Supplied data
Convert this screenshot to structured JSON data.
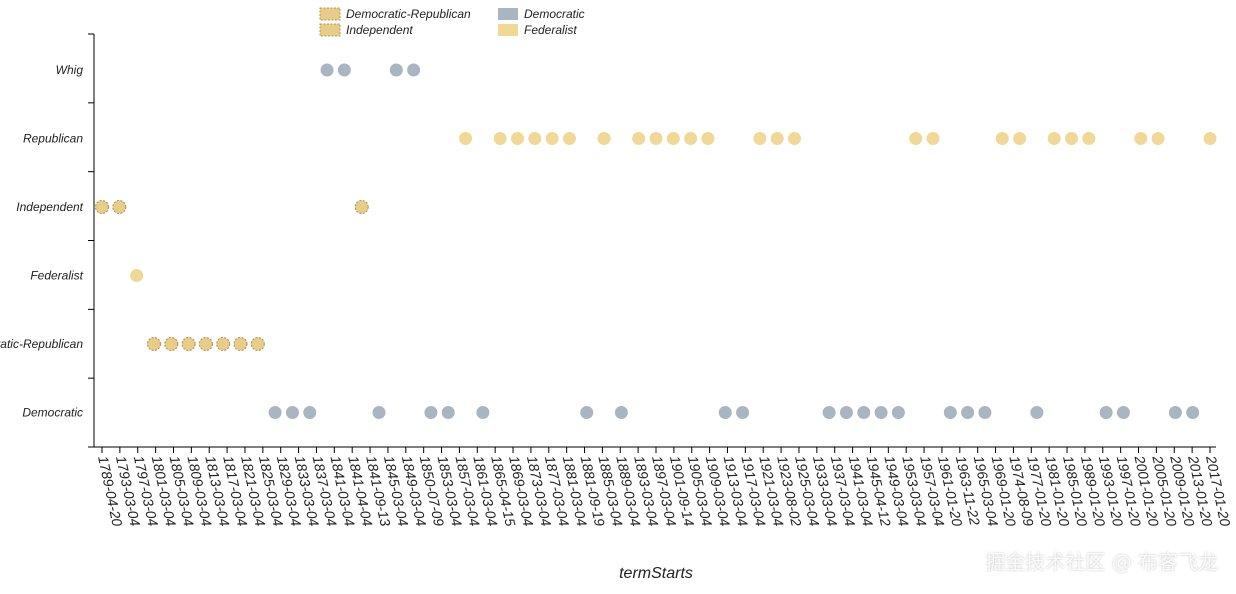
{
  "chart_data": {
    "type": "scatter",
    "xlabel": "termStarts",
    "ylabel": "",
    "legend_position": "top-center",
    "legend": [
      {
        "name": "Democratic-Republican",
        "color": "#e8cd8a",
        "stroke": "#b89a4e",
        "dashed": true
      },
      {
        "name": "Democratic",
        "color": "#aab5c2",
        "stroke": "#aab5c2",
        "dashed": false
      },
      {
        "name": "Independent",
        "color": "#e8cd8a",
        "stroke": "#b89a4e",
        "dashed": true
      },
      {
        "name": "Federalist",
        "color": "#f0d896",
        "stroke": "#f0d896",
        "dashed": false
      }
    ],
    "categories_y": [
      "Whig",
      "Republican",
      "Independent",
      "Federalist",
      "Democratic-Republican",
      "Democratic"
    ],
    "categories_x": [
      "1789-04-20",
      "1793-03-04",
      "1797-03-04",
      "1801-03-04",
      "1805-03-04",
      "1809-03-04",
      "1813-03-04",
      "1817-03-04",
      "1821-03-04",
      "1825-03-04",
      "1829-03-04",
      "1833-03-04",
      "1837-03-04",
      "1841-03-04",
      "1841-04-04",
      "1841-09-13",
      "1845-03-04",
      "1849-03-04",
      "1850-07-09",
      "1853-03-04",
      "1857-03-04",
      "1861-03-04",
      "1865-04-15",
      "1869-03-04",
      "1873-03-04",
      "1877-03-04",
      "1881-03-04",
      "1881-09-19",
      "1885-03-04",
      "1889-03-04",
      "1893-03-04",
      "1897-03-04",
      "1901-09-14",
      "1901-03-04",
      "1905-03-04",
      "1909-03-04",
      "1913-03-04",
      "1917-03-04",
      "1921-03-04",
      "1923-08-02",
      "1925-03-04",
      "1929-03-04",
      "1933-03-04",
      "1937-03-04",
      "1941-03-04",
      "1945-04-12",
      "1949-03-04",
      "1953-03-04",
      "1957-03-04",
      "1961-01-20",
      "1963-11-22",
      "1965-03-04",
      "1969-01-20",
      "1974-08-09",
      "1977-01-20",
      "1981-01-20",
      "1985-01-20",
      "1989-01-20",
      "1993-01-20",
      "1997-01-20",
      "2001-01-20",
      "2005-01-20",
      "2009-01-20",
      "2013-01-20",
      "2017-01-20"
    ],
    "tick_labels_x": [
      "1789-04-20",
      "1793-03-04",
      "1797-03-04",
      "1801-03-04",
      "1805-03-04",
      "1809-03-04",
      "1813-03-04",
      "1817-03-04",
      "1821-03-04",
      "1825-03-04",
      "1829-03-04",
      "1833-03-04",
      "1837-03-04",
      "1841-03-04",
      "1841-04-04",
      "1841-09-13",
      "1845-03-04",
      "1849-03-04",
      "1850-07-09",
      "1853-03-04",
      "1857-03-04",
      "1861-03-04",
      "1865-04-15",
      "1869-03-04",
      "1873-03-04",
      "1877-03-04",
      "1881-03-04",
      "1881-09-19",
      "1885-03-04",
      "1889-03-04",
      "1893-03-04",
      "1897-03-04",
      "1901-09-14",
      "1905-03-04",
      "1909-03-04",
      "1913-03-04",
      "1917-03-04",
      "1921-03-04",
      "1923-08-02",
      "1925-03-04",
      "1933-03-04",
      "1937-03-04",
      "1941-03-04",
      "1945-04-12",
      "1949-03-04",
      "1953-03-04",
      "1957-03-04",
      "1961-01-20",
      "1963-11-22",
      "1965-03-04",
      "1969-01-20",
      "1974-08-09",
      "1977-01-20",
      "1981-01-20",
      "1985-01-20",
      "1989-01-20",
      "1993-01-20",
      "1997-01-20",
      "2001-01-20",
      "2005-01-20",
      "2009-01-20",
      "2013-01-20",
      "2017-01-20"
    ],
    "points": [
      {
        "x": "1789-04-20",
        "y": "Independent"
      },
      {
        "x": "1793-03-04",
        "y": "Independent"
      },
      {
        "x": "1797-03-04",
        "y": "Federalist"
      },
      {
        "x": "1801-03-04",
        "y": "Democratic-Republican"
      },
      {
        "x": "1805-03-04",
        "y": "Democratic-Republican"
      },
      {
        "x": "1809-03-04",
        "y": "Democratic-Republican"
      },
      {
        "x": "1813-03-04",
        "y": "Democratic-Republican"
      },
      {
        "x": "1817-03-04",
        "y": "Democratic-Republican"
      },
      {
        "x": "1821-03-04",
        "y": "Democratic-Republican"
      },
      {
        "x": "1825-03-04",
        "y": "Democratic-Republican"
      },
      {
        "x": "1829-03-04",
        "y": "Democratic"
      },
      {
        "x": "1833-03-04",
        "y": "Democratic"
      },
      {
        "x": "1837-03-04",
        "y": "Democratic"
      },
      {
        "x": "1841-03-04",
        "y": "Whig"
      },
      {
        "x": "1841-04-04",
        "y": "Whig"
      },
      {
        "x": "1841-09-13",
        "y": "Independent"
      },
      {
        "x": "1845-03-04",
        "y": "Democratic"
      },
      {
        "x": "1849-03-04",
        "y": "Whig"
      },
      {
        "x": "1850-07-09",
        "y": "Whig"
      },
      {
        "x": "1853-03-04",
        "y": "Democratic"
      },
      {
        "x": "1857-03-04",
        "y": "Democratic"
      },
      {
        "x": "1861-03-04",
        "y": "Republican"
      },
      {
        "x": "1865-04-15",
        "y": "Democratic"
      },
      {
        "x": "1869-03-04",
        "y": "Republican"
      },
      {
        "x": "1873-03-04",
        "y": "Republican"
      },
      {
        "x": "1877-03-04",
        "y": "Republican"
      },
      {
        "x": "1881-03-04",
        "y": "Republican"
      },
      {
        "x": "1881-09-19",
        "y": "Republican"
      },
      {
        "x": "1885-03-04",
        "y": "Democratic"
      },
      {
        "x": "1889-03-04",
        "y": "Republican"
      },
      {
        "x": "1893-03-04",
        "y": "Democratic"
      },
      {
        "x": "1897-03-04",
        "y": "Republican"
      },
      {
        "x": "1901-09-14",
        "y": "Republican"
      },
      {
        "x": "1901-03-04",
        "y": "Republican"
      },
      {
        "x": "1905-03-04",
        "y": "Republican"
      },
      {
        "x": "1909-03-04",
        "y": "Republican"
      },
      {
        "x": "1913-03-04",
        "y": "Democratic"
      },
      {
        "x": "1917-03-04",
        "y": "Democratic"
      },
      {
        "x": "1921-03-04",
        "y": "Republican"
      },
      {
        "x": "1923-08-02",
        "y": "Republican"
      },
      {
        "x": "1925-03-04",
        "y": "Republican"
      },
      {
        "x": "1933-03-04",
        "y": "Democratic"
      },
      {
        "x": "1937-03-04",
        "y": "Democratic"
      },
      {
        "x": "1941-03-04",
        "y": "Democratic"
      },
      {
        "x": "1945-04-12",
        "y": "Democratic"
      },
      {
        "x": "1949-03-04",
        "y": "Democratic"
      },
      {
        "x": "1953-03-04",
        "y": "Republican"
      },
      {
        "x": "1957-03-04",
        "y": "Republican"
      },
      {
        "x": "1961-01-20",
        "y": "Democratic"
      },
      {
        "x": "1963-11-22",
        "y": "Democratic"
      },
      {
        "x": "1965-03-04",
        "y": "Democratic"
      },
      {
        "x": "1969-01-20",
        "y": "Republican"
      },
      {
        "x": "1974-08-09",
        "y": "Republican"
      },
      {
        "x": "1977-01-20",
        "y": "Democratic"
      },
      {
        "x": "1981-01-20",
        "y": "Republican"
      },
      {
        "x": "1985-01-20",
        "y": "Republican"
      },
      {
        "x": "1989-01-20",
        "y": "Republican"
      },
      {
        "x": "1993-01-20",
        "y": "Democratic"
      },
      {
        "x": "1997-01-20",
        "y": "Democratic"
      },
      {
        "x": "2001-01-20",
        "y": "Republican"
      },
      {
        "x": "2005-01-20",
        "y": "Republican"
      },
      {
        "x": "2009-01-20",
        "y": "Democratic"
      },
      {
        "x": "2013-01-20",
        "y": "Democratic"
      },
      {
        "x": "2017-01-20",
        "y": "Republican"
      }
    ]
  },
  "watermark": "掘金技术社区 @ 布客飞龙"
}
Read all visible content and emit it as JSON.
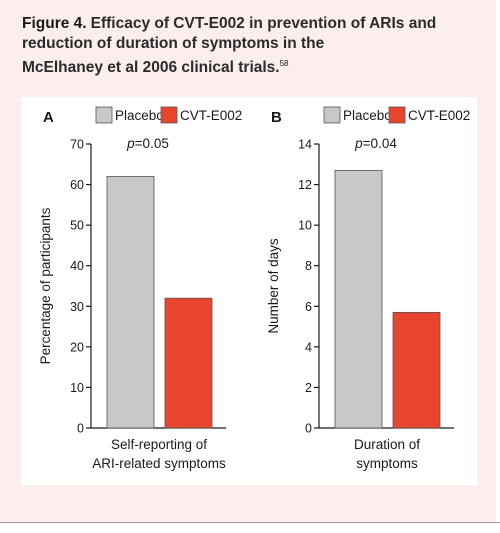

Stated problem
Pull out every line in the data above that has the word "name".

Complete response
        "name": "Democratic-Republican",
        "name": "Democratic",
        "name": "Independent",
        "name": "Federalist",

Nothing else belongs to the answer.